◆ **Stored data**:
▼▼▼

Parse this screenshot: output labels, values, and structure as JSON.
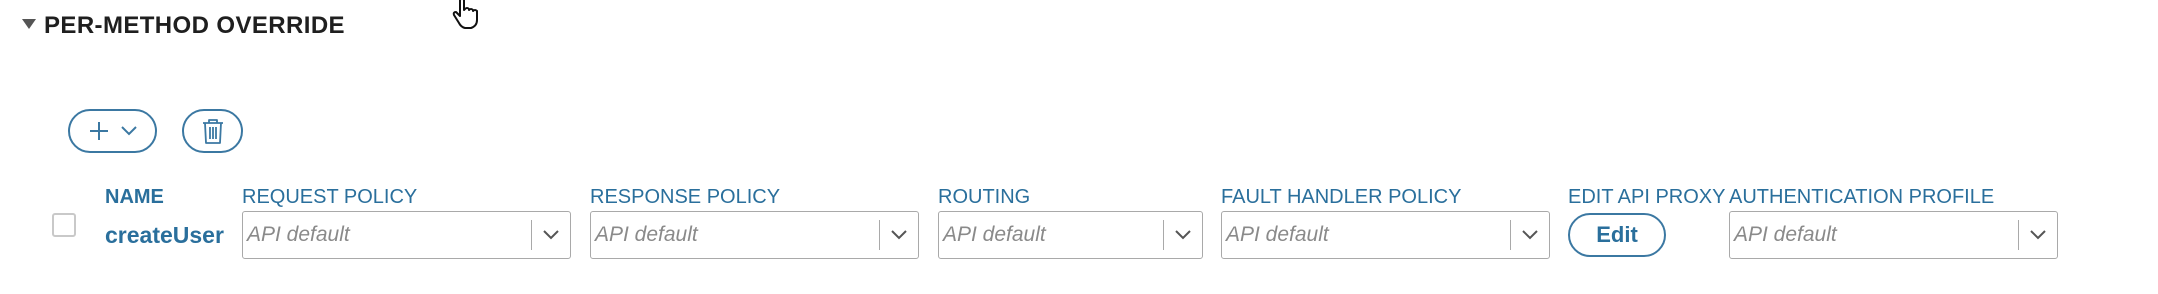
{
  "section": {
    "title": "PER-METHOD OVERRIDE"
  },
  "toolbar": {
    "add_icon": "plus-icon",
    "dropdown_icon": "chevron-down-icon",
    "delete_icon": "trash-icon"
  },
  "columns": {
    "name": "NAME",
    "request_policy": "REQUEST POLICY",
    "response_policy": "RESPONSE POLICY",
    "routing": "ROUTING",
    "fault_handler_policy": "FAULT HANDLER POLICY",
    "edit_api_proxy": "EDIT API PROXY",
    "authentication_profile": "AUTHENTICATION PROFILE"
  },
  "rows": [
    {
      "name": "createUser",
      "checked": false,
      "request_policy": "API default",
      "response_policy": "API default",
      "routing": "API default",
      "fault_handler_policy": "API default",
      "edit_label": "Edit",
      "authentication_profile": "API default"
    }
  ],
  "colors": {
    "accent": "#2a6f9c",
    "border": "#a9a9a9",
    "placeholder": "#8a8a8a"
  }
}
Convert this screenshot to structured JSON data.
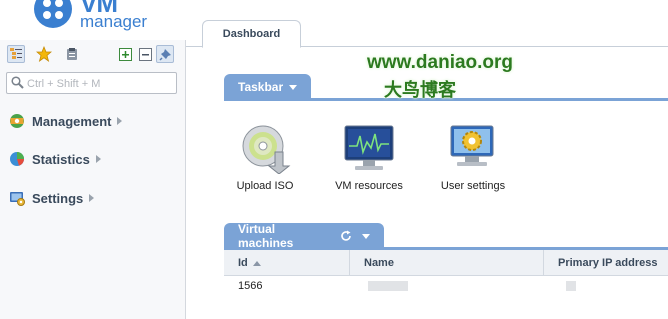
{
  "logo": {
    "title": "VM",
    "subtitle": "manager"
  },
  "sidebar": {
    "search_placeholder": "Ctrl + Shift + M",
    "toolbar": [
      {
        "icon": "tree-view-icon"
      },
      {
        "icon": "favorites-star-icon"
      },
      {
        "icon": "clipboard-icon"
      },
      {
        "icon": "expand-all-icon"
      },
      {
        "icon": "collapse-all-icon"
      },
      {
        "icon": "pin-icon"
      }
    ],
    "items": [
      {
        "label": "Management",
        "icon": "management-icon"
      },
      {
        "label": "Statistics",
        "icon": "statistics-pie-icon"
      },
      {
        "label": "Settings",
        "icon": "settings-icon"
      }
    ]
  },
  "tabs": [
    {
      "label": "Dashboard"
    }
  ],
  "taskbar": {
    "title": "Taskbar",
    "items": [
      {
        "label": "Upload ISO",
        "icon": "upload-iso-disc-icon"
      },
      {
        "label": "VM resources",
        "icon": "vm-resources-monitor-icon"
      },
      {
        "label": "User settings",
        "icon": "user-settings-gear-icon"
      }
    ]
  },
  "vms": {
    "title": "Virtual machines",
    "columns": [
      "Id",
      "Name",
      "Primary IP address"
    ],
    "rows": [
      {
        "id": "1566"
      }
    ]
  },
  "watermark": {
    "url": "www.daniao.org",
    "text": "大鸟博客"
  },
  "colors": {
    "accent": "#7ba3d6",
    "brand": "#3a7fd0",
    "watermark": "#2c7a1f"
  }
}
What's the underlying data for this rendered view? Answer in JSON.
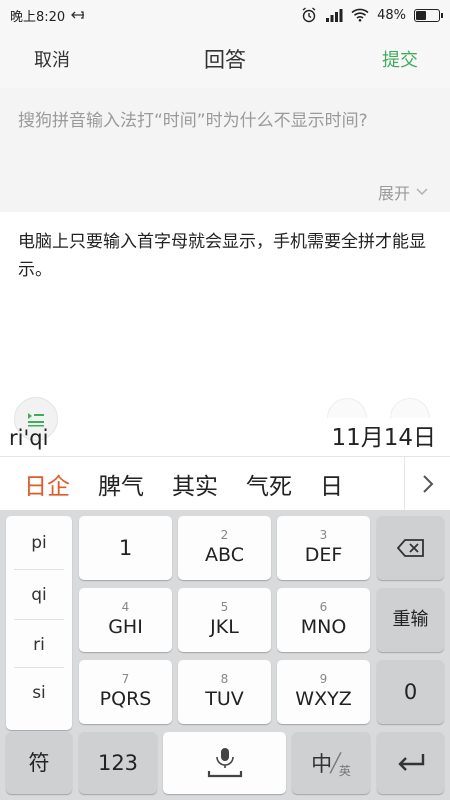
{
  "status_bar": {
    "time": "晚上8:20",
    "battery": "48%",
    "battery_level": 0.48,
    "icons": [
      "usb-icon",
      "alarm-icon",
      "signal-icon",
      "wifi-icon",
      "battery-icon"
    ]
  },
  "header": {
    "cancel": "取消",
    "title": "回答",
    "submit": "提交",
    "submit_color": "#3cae5c"
  },
  "question": {
    "text": "搜狗拼音输入法打“时间”时为什么不显示时间?",
    "expand": "展开"
  },
  "answer": {
    "text": "电脑上只要输入首字母就会显示，手机需要全拼才能显示。"
  },
  "composition": {
    "pinyin": "ri'qi",
    "preview": "11月14日"
  },
  "candidates": {
    "items": [
      "日企",
      "脾气",
      "其实",
      "气死",
      "日"
    ],
    "highlight_color": "#e05a2b"
  },
  "keyboard": {
    "pinyin_options": [
      "pi",
      "qi",
      "ri",
      "si"
    ],
    "keys": {
      "k1": {
        "label": "1"
      },
      "k2": {
        "num": "2",
        "label": "ABC"
      },
      "k3": {
        "num": "3",
        "label": "DEF"
      },
      "k4": {
        "num": "4",
        "label": "GHI"
      },
      "k5": {
        "num": "5",
        "label": "JKL"
      },
      "k6": {
        "num": "6",
        "label": "MNO"
      },
      "k7": {
        "num": "7",
        "label": "PQRS"
      },
      "k8": {
        "num": "8",
        "label": "TUV"
      },
      "k9": {
        "num": "9",
        "label": "WXYZ"
      }
    },
    "reinput": "重输",
    "zero": "0",
    "symbol": "符",
    "num_switch": "123",
    "lang_zh": "中",
    "lang_en": "英"
  }
}
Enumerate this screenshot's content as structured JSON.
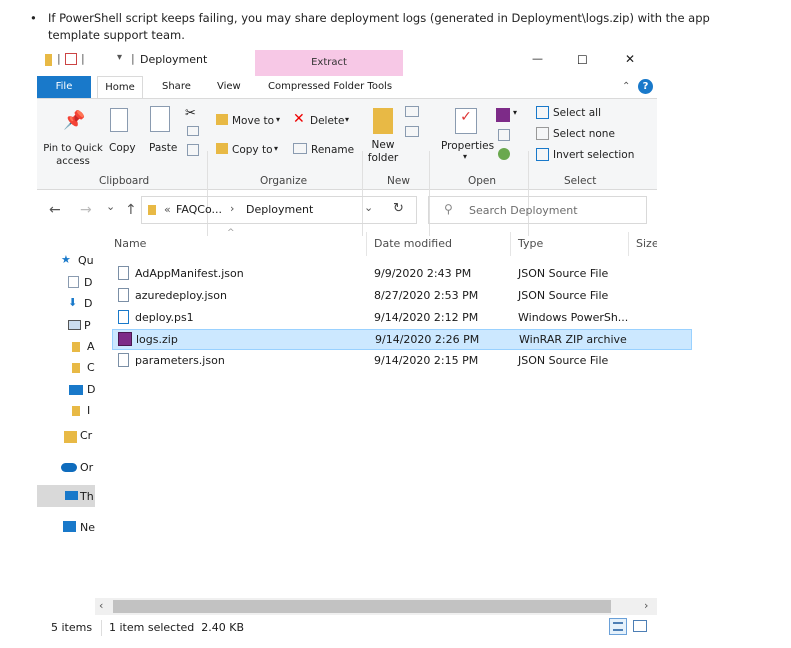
{
  "note": {
    "bullet": "•",
    "line1": "If PowerShell script keeps failing, you may share deployment logs (generated in Deployment\\logs.zip) with the app",
    "line2": "template support team."
  },
  "titlebar": {
    "title": "Deployment",
    "separator": "|",
    "qat_dropdown": "▾",
    "contextual_tab": "Extract",
    "minimize": "—",
    "maximize": "☐",
    "close": "✕"
  },
  "ribbon_tabs": [
    "File",
    "Home",
    "Share",
    "View",
    "Compressed Folder Tools"
  ],
  "ribbon": {
    "pin": "Pin to Quick access",
    "pin_l1": "Pin to Quick",
    "pin_l2": "access",
    "copy": "Copy",
    "paste": "Paste",
    "clipboard": "Clipboard",
    "move_to": "Move to",
    "copy_to": "Copy to",
    "delete": "Delete",
    "rename": "Rename",
    "organize": "Organize",
    "new_folder_l1": "New",
    "new_folder_l2": "folder",
    "new": "New",
    "properties": "Properties",
    "open": "Open",
    "select_all": "Select all",
    "select_none": "Select none",
    "invert_selection": "Invert selection",
    "select": "Select"
  },
  "address": {
    "back": "←",
    "forward": "→",
    "recent": "⌄",
    "up": "↑",
    "overflow": "«",
    "crumb1": "FAQCo...",
    "chevron": "›",
    "crumb2": "Deployment",
    "dropdown": "⌄",
    "refresh": "↻",
    "search_placeholder": "Search Deployment"
  },
  "columns": {
    "name": "Name",
    "date": "Date modified",
    "type": "Type",
    "size": "Size"
  },
  "files": [
    {
      "name": "AdAppManifest.json",
      "date": "9/9/2020 2:43 PM",
      "type": "JSON Source File"
    },
    {
      "name": "azuredeploy.json",
      "date": "8/27/2020 2:53 PM",
      "type": "JSON Source File"
    },
    {
      "name": "deploy.ps1",
      "date": "9/14/2020 2:12 PM",
      "type": "Windows PowerSh..."
    },
    {
      "name": "logs.zip",
      "date": "9/14/2020 2:26 PM",
      "type": "WinRAR ZIP archive"
    },
    {
      "name": "parameters.json",
      "date": "9/14/2020 2:15 PM",
      "type": "JSON Source File"
    }
  ],
  "nav": [
    {
      "label": "Qu"
    },
    {
      "label": "D"
    },
    {
      "label": "D"
    },
    {
      "label": "P"
    },
    {
      "label": "A"
    },
    {
      "label": "C"
    },
    {
      "label": "D"
    },
    {
      "label": "I"
    },
    {
      "label": "Cr"
    },
    {
      "label": "Or"
    },
    {
      "label": "Th"
    },
    {
      "label": "Ne"
    }
  ],
  "status": {
    "items": "5 items",
    "selected": "1 item selected  2.40 KB"
  },
  "colors": {
    "accent": "#1979ca",
    "extract_tab": "#f7c8e6",
    "selection": "#cce8ff"
  }
}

▲▲▲

◆ **Short task**: Write out the full set of lines verbatim, without the pictures.

◆ **Final result**:
Parse this screenshot: output labels, values, and structure as JSON.
{
  "section": {
    "title": "PER-METHOD OVERRIDE"
  },
  "toolbar": {
    "add_icon": "plus-icon",
    "dropdown_icon": "chevron-down-icon",
    "delete_icon": "trash-icon"
  },
  "columns": {
    "name": "NAME",
    "request_policy": "REQUEST POLICY",
    "response_policy": "RESPONSE POLICY",
    "routing": "ROUTING",
    "fault_handler_policy": "FAULT HANDLER POLICY",
    "edit_api_proxy": "EDIT API PROXY",
    "authentication_profile": "AUTHENTICATION PROFILE"
  },
  "rows": [
    {
      "name": "createUser",
      "checked": false,
      "request_policy": "API default",
      "response_policy": "API default",
      "routing": "API default",
      "fault_handler_policy": "API default",
      "edit_label": "Edit",
      "authentication_profile": "API default"
    }
  ],
  "colors": {
    "accent": "#2a6f9c",
    "border": "#a9a9a9",
    "placeholder": "#8a8a8a"
  }
}
Convert this screenshot to structured JSON data.
{
  "logo": {
    "title": "VM",
    "subtitle": "manager"
  },
  "sidebar": {
    "search_placeholder": "Ctrl + Shift + M",
    "toolbar": [
      {
        "icon": "tree-view-icon"
      },
      {
        "icon": "favorites-star-icon"
      },
      {
        "icon": "clipboard-icon"
      },
      {
        "icon": "expand-all-icon"
      },
      {
        "icon": "collapse-all-icon"
      },
      {
        "icon": "pin-icon"
      }
    ],
    "items": [
      {
        "label": "Management",
        "icon": "management-icon"
      },
      {
        "label": "Statistics",
        "icon": "statistics-pie-icon"
      },
      {
        "label": "Settings",
        "icon": "settings-icon"
      }
    ]
  },
  "tabs": [
    {
      "label": "Dashboard"
    }
  ],
  "taskbar": {
    "title": "Taskbar",
    "items": [
      {
        "label": "Upload ISO",
        "icon": "upload-iso-disc-icon"
      },
      {
        "label": "VM resources",
        "icon": "vm-resources-monitor-icon"
      },
      {
        "label": "User settings",
        "icon": "user-settings-gear-icon"
      }
    ]
  },
  "vms": {
    "title": "Virtual machines",
    "columns": [
      "Id",
      "Name",
      "Primary IP address"
    ],
    "rows": [
      {
        "id": "1566"
      }
    ]
  },
  "watermark": {
    "url": "www.daniao.org",
    "text": "大鸟博客"
  },
  "colors": {
    "accent": "#7ba3d6",
    "brand": "#3a7fd0",
    "watermark": "#2c7a1f"
  }
}
What's the underlying data for this rendered view? Answer in JSON.
{
  "status_bar": {
    "time": "晚上8:20",
    "battery": "48%",
    "battery_level": 0.48,
    "icons": [
      "usb-icon",
      "alarm-icon",
      "signal-icon",
      "wifi-icon",
      "battery-icon"
    ]
  },
  "header": {
    "cancel": "取消",
    "title": "回答",
    "submit": "提交",
    "submit_color": "#3cae5c"
  },
  "question": {
    "text": "搜狗拼音输入法打“时间”时为什么不显示时间?",
    "expand": "展开"
  },
  "answer": {
    "text": "电脑上只要输入首字母就会显示，手机需要全拼才能显示。"
  },
  "composition": {
    "pinyin": "ri'qi",
    "preview": "11月14日"
  },
  "candidates": {
    "items": [
      "日企",
      "脾气",
      "其实",
      "气死",
      "日"
    ],
    "highlight_color": "#e05a2b"
  },
  "keyboard": {
    "pinyin_options": [
      "pi",
      "qi",
      "ri",
      "si"
    ],
    "keys": {
      "k1": {
        "label": "1"
      },
      "k2": {
        "num": "2",
        "label": "ABC"
      },
      "k3": {
        "num": "3",
        "label": "DEF"
      },
      "k4": {
        "num": "4",
        "label": "GHI"
      },
      "k5": {
        "num": "5",
        "label": "JKL"
      },
      "k6": {
        "num": "6",
        "label": "MNO"
      },
      "k7": {
        "num": "7",
        "label": "PQRS"
      },
      "k8": {
        "num": "8",
        "label": "TUV"
      },
      "k9": {
        "num": "9",
        "label": "WXYZ"
      }
    },
    "reinput": "重输",
    "zero": "0",
    "symbol": "符",
    "num_switch": "123",
    "lang_zh": "中",
    "lang_en": "英"
  }
}
Enumerate this screenshot's content as structured JSON.
{
  "note": {
    "bullet": "•",
    "line1": "If PowerShell script keeps failing, you may share deployment logs (generated in Deployment\\logs.zip) with the app",
    "line2": "template support team."
  },
  "titlebar": {
    "title": "Deployment",
    "separator": "|",
    "qat_dropdown": "▾",
    "contextual_tab": "Extract",
    "minimize": "—",
    "maximize": "☐",
    "close": "✕"
  },
  "ribbon_tabs": [
    "File",
    "Home",
    "Share",
    "View",
    "Compressed Folder Tools"
  ],
  "ribbon": {
    "pin": "Pin to Quick access",
    "pin_l1": "Pin to Quick",
    "pin_l2": "access",
    "copy": "Copy",
    "paste": "Paste",
    "clipboard": "Clipboard",
    "move_to": "Move to",
    "copy_to": "Copy to",
    "delete": "Delete",
    "rename": "Rename",
    "organize": "Organize",
    "new_folder_l1": "New",
    "new_folder_l2": "folder",
    "new": "New",
    "properties": "Properties",
    "open": "Open",
    "select_all": "Select all",
    "select_none": "Select none",
    "invert_selection": "Invert selection",
    "select": "Select"
  },
  "address": {
    "back": "←",
    "forward": "→",
    "recent": "⌄",
    "up": "↑",
    "overflow": "«",
    "crumb1": "FAQCo...",
    "chevron": "›",
    "crumb2": "Deployment",
    "dropdown": "⌄",
    "refresh": "↻",
    "search_placeholder": "Search Deployment"
  },
  "columns": {
    "name": "Name",
    "date": "Date modified",
    "type": "Type",
    "size": "Size"
  },
  "files": [
    {
      "name": "AdAppManifest.json",
      "date": "9/9/2020 2:43 PM",
      "type": "JSON Source File"
    },
    {
      "name": "azuredeploy.json",
      "date": "8/27/2020 2:53 PM",
      "type": "JSON Source File"
    },
    {
      "name": "deploy.ps1",
      "date": "9/14/2020 2:12 PM",
      "type": "Windows PowerSh..."
    },
    {
      "name": "logs.zip",
      "date": "9/14/2020 2:26 PM",
      "type": "WinRAR ZIP archive"
    },
    {
      "name": "parameters.json",
      "date": "9/14/2020 2:15 PM",
      "type": "JSON Source File"
    }
  ],
  "nav": [
    {
      "label": "Qu"
    },
    {
      "label": "D"
    },
    {
      "label": "D"
    },
    {
      "label": "P"
    },
    {
      "label": "A"
    },
    {
      "label": "C"
    },
    {
      "label": "D"
    },
    {
      "label": "I"
    },
    {
      "label": "Cr"
    },
    {
      "label": "Or"
    },
    {
      "label": "Th"
    },
    {
      "label": "Ne"
    }
  ],
  "status": {
    "items": "5 items",
    "selected": "1 item selected  2.40 KB"
  },
  "colors": {
    "accent": "#1979ca",
    "extract_tab": "#f7c8e6",
    "selection": "#cce8ff"
  }
}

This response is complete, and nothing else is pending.